----- Material provided -----

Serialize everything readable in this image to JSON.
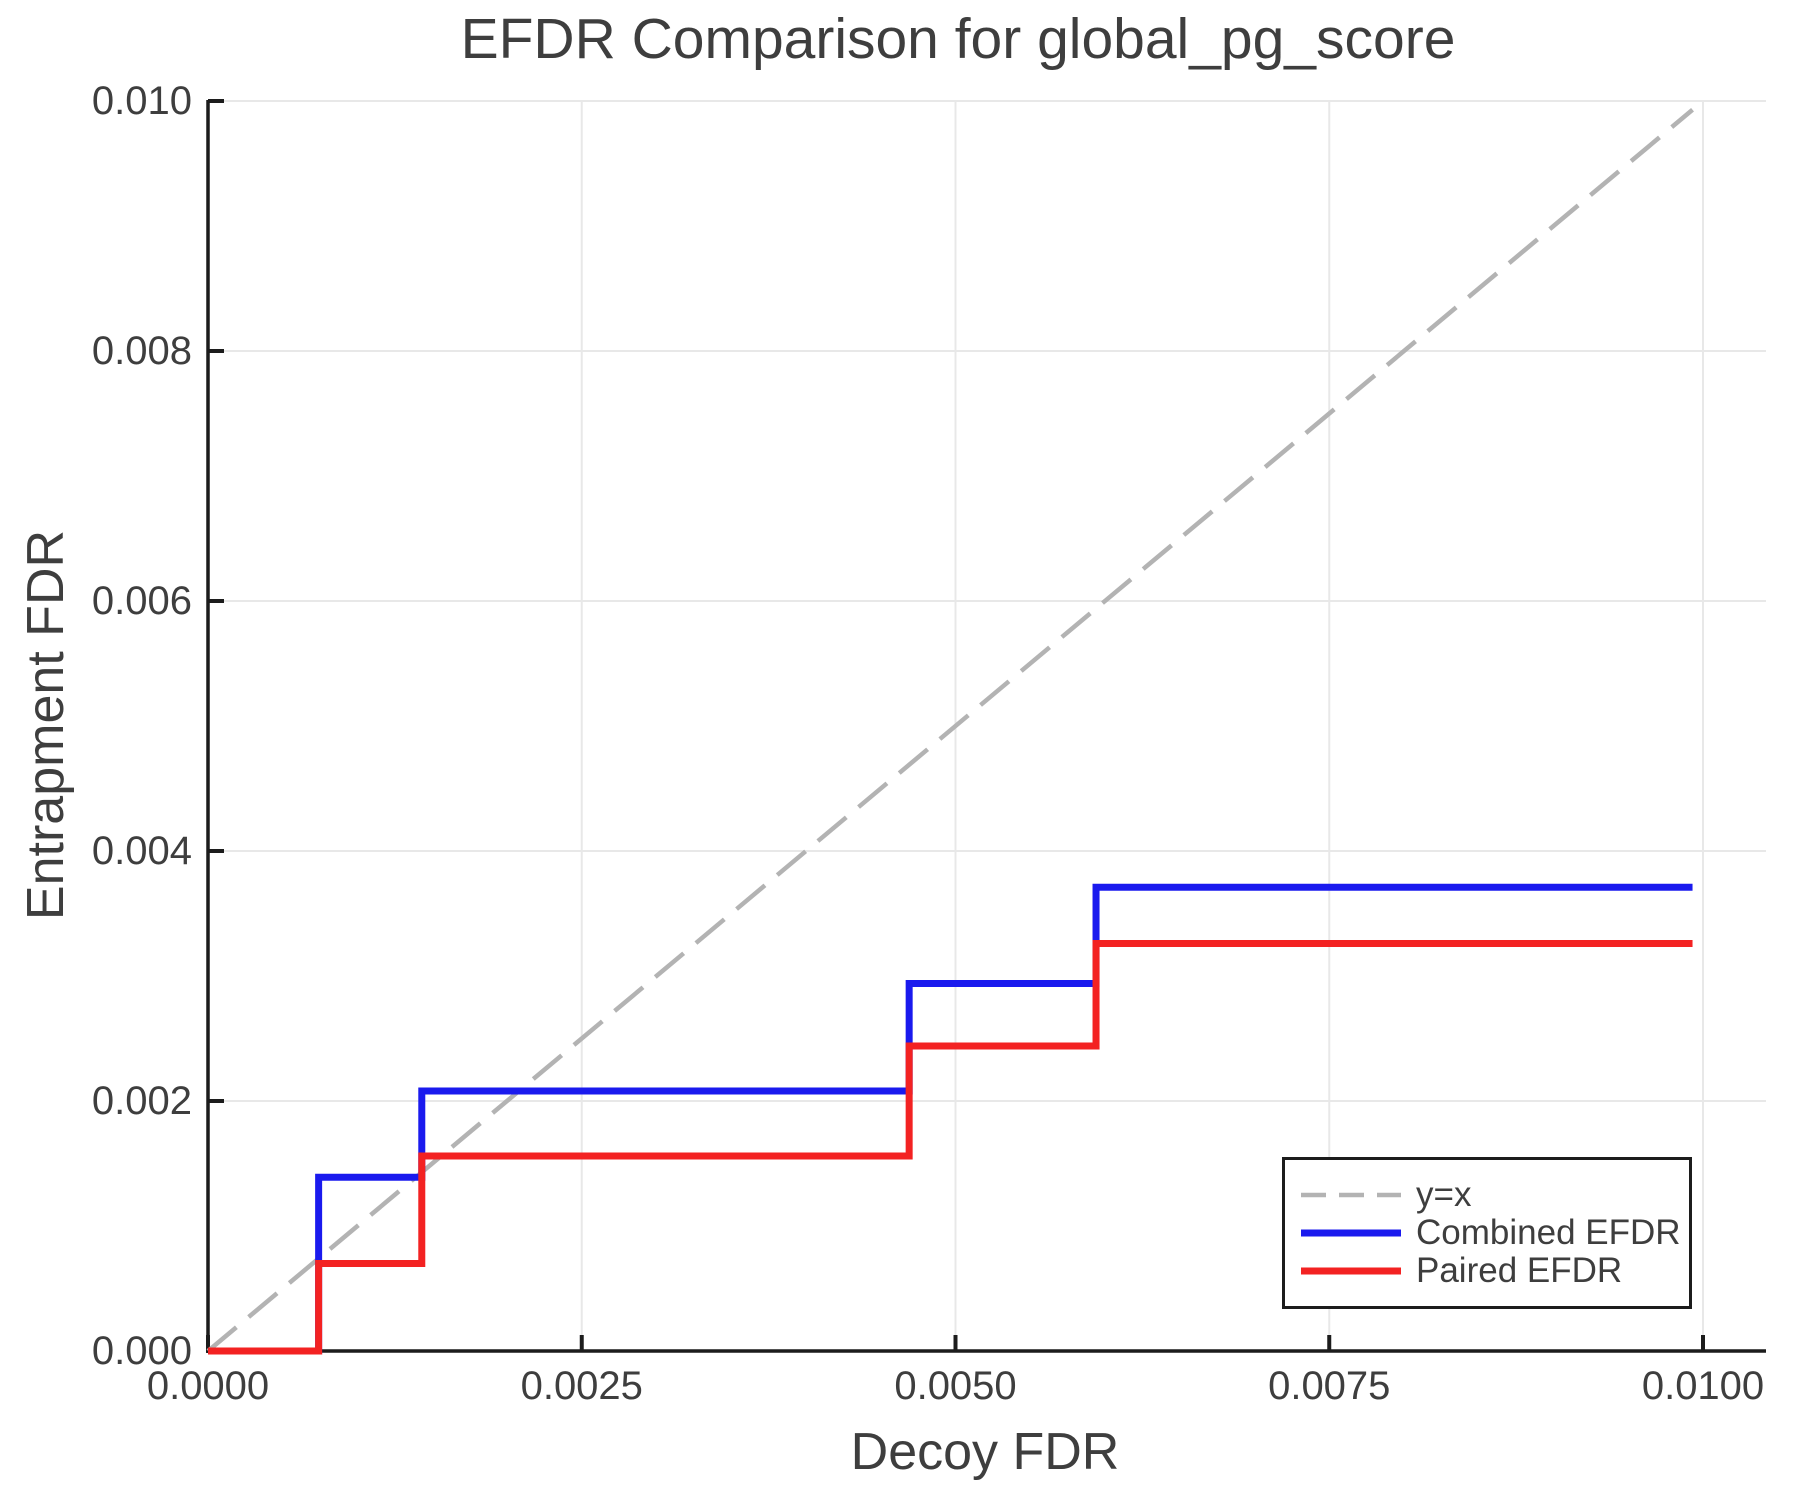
{
  "chart_data": {
    "type": "line",
    "title": "EFDR Comparison for global_pg_score",
    "xlabel": "Decoy FDR",
    "ylabel": "Entrapment FDR",
    "xlim": [
      0,
      0.01042
    ],
    "ylim": [
      0,
      0.01
    ],
    "grid": true,
    "grid_color": "#e8e8e8",
    "axis_color": "#1c1c1c",
    "text_color": "#3e3e3e",
    "legend_position": "lower right",
    "x_ticks": {
      "values": [
        0.0,
        0.0025,
        0.005,
        0.0075,
        0.01
      ],
      "labels": [
        "0.0000",
        "0.0025",
        "0.0050",
        "0.0075",
        "0.0100"
      ]
    },
    "y_ticks": {
      "values": [
        0.0,
        0.002,
        0.004,
        0.006,
        0.008,
        0.01
      ],
      "labels": [
        "0.000",
        "0.002",
        "0.004",
        "0.006",
        "0.008",
        "0.010"
      ]
    },
    "series": [
      {
        "key": "identity",
        "name": "y=x",
        "style": "dashed",
        "color": "#b3b3b3",
        "points": [
          [
            0,
            0
          ],
          [
            0.00993,
            0.00993
          ]
        ]
      },
      {
        "key": "combined_efdr",
        "name": "Combined EFDR",
        "style": "solid",
        "color": "#1a1aee",
        "points": [
          [
            0,
            0
          ],
          [
            0.00074,
            0
          ],
          [
            0.00074,
            0.00139
          ],
          [
            0.00143,
            0.00139
          ],
          [
            0.00143,
            0.00208
          ],
          [
            0.00469,
            0.00208
          ],
          [
            0.00469,
            0.00294
          ],
          [
            0.00594,
            0.00294
          ],
          [
            0.00594,
            0.00371
          ],
          [
            0.00993,
            0.00371
          ]
        ]
      },
      {
        "key": "paired_efdr",
        "name": "Paired EFDR",
        "style": "solid",
        "color": "#f32222",
        "points": [
          [
            0,
            0
          ],
          [
            0.00074,
            0
          ],
          [
            0.00074,
            0.0007
          ],
          [
            0.00143,
            0.0007
          ],
          [
            0.00143,
            0.00156
          ],
          [
            0.00469,
            0.00156
          ],
          [
            0.00469,
            0.00244
          ],
          [
            0.00594,
            0.00244
          ],
          [
            0.00594,
            0.00326
          ],
          [
            0.00993,
            0.00326
          ]
        ]
      }
    ]
  }
}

-----

**Aim**.
Print the records word for word and exclude any picture they hold.

**Final answer**.
Serialize everything readable in this image to JSON.
{
  "chart_data": {
    "type": "line",
    "title": "EFDR Comparison for global_pg_score",
    "xlabel": "Decoy FDR",
    "ylabel": "Entrapment FDR",
    "xlim": [
      0,
      0.01042
    ],
    "ylim": [
      0,
      0.01
    ],
    "grid": true,
    "grid_color": "#e8e8e8",
    "axis_color": "#1c1c1c",
    "text_color": "#3e3e3e",
    "legend_position": "lower right",
    "x_ticks": {
      "values": [
        0.0,
        0.0025,
        0.005,
        0.0075,
        0.01
      ],
      "labels": [
        "0.0000",
        "0.0025",
        "0.0050",
        "0.0075",
        "0.0100"
      ]
    },
    "y_ticks": {
      "values": [
        0.0,
        0.002,
        0.004,
        0.006,
        0.008,
        0.01
      ],
      "labels": [
        "0.000",
        "0.002",
        "0.004",
        "0.006",
        "0.008",
        "0.010"
      ]
    },
    "series": [
      {
        "key": "identity",
        "name": "y=x",
        "style": "dashed",
        "color": "#b3b3b3",
        "points": [
          [
            0,
            0
          ],
          [
            0.00993,
            0.00993
          ]
        ]
      },
      {
        "key": "combined_efdr",
        "name": "Combined EFDR",
        "style": "solid",
        "color": "#1a1aee",
        "points": [
          [
            0,
            0
          ],
          [
            0.00074,
            0
          ],
          [
            0.00074,
            0.00139
          ],
          [
            0.00143,
            0.00139
          ],
          [
            0.00143,
            0.00208
          ],
          [
            0.00469,
            0.00208
          ],
          [
            0.00469,
            0.00294
          ],
          [
            0.00594,
            0.00294
          ],
          [
            0.00594,
            0.00371
          ],
          [
            0.00993,
            0.00371
          ]
        ]
      },
      {
        "key": "paired_efdr",
        "name": "Paired EFDR",
        "style": "solid",
        "color": "#f32222",
        "points": [
          [
            0,
            0
          ],
          [
            0.00074,
            0
          ],
          [
            0.00074,
            0.0007
          ],
          [
            0.00143,
            0.0007
          ],
          [
            0.00143,
            0.00156
          ],
          [
            0.00469,
            0.00156
          ],
          [
            0.00469,
            0.00244
          ],
          [
            0.00594,
            0.00244
          ],
          [
            0.00594,
            0.00326
          ],
          [
            0.00993,
            0.00326
          ]
        ]
      }
    ]
  }
}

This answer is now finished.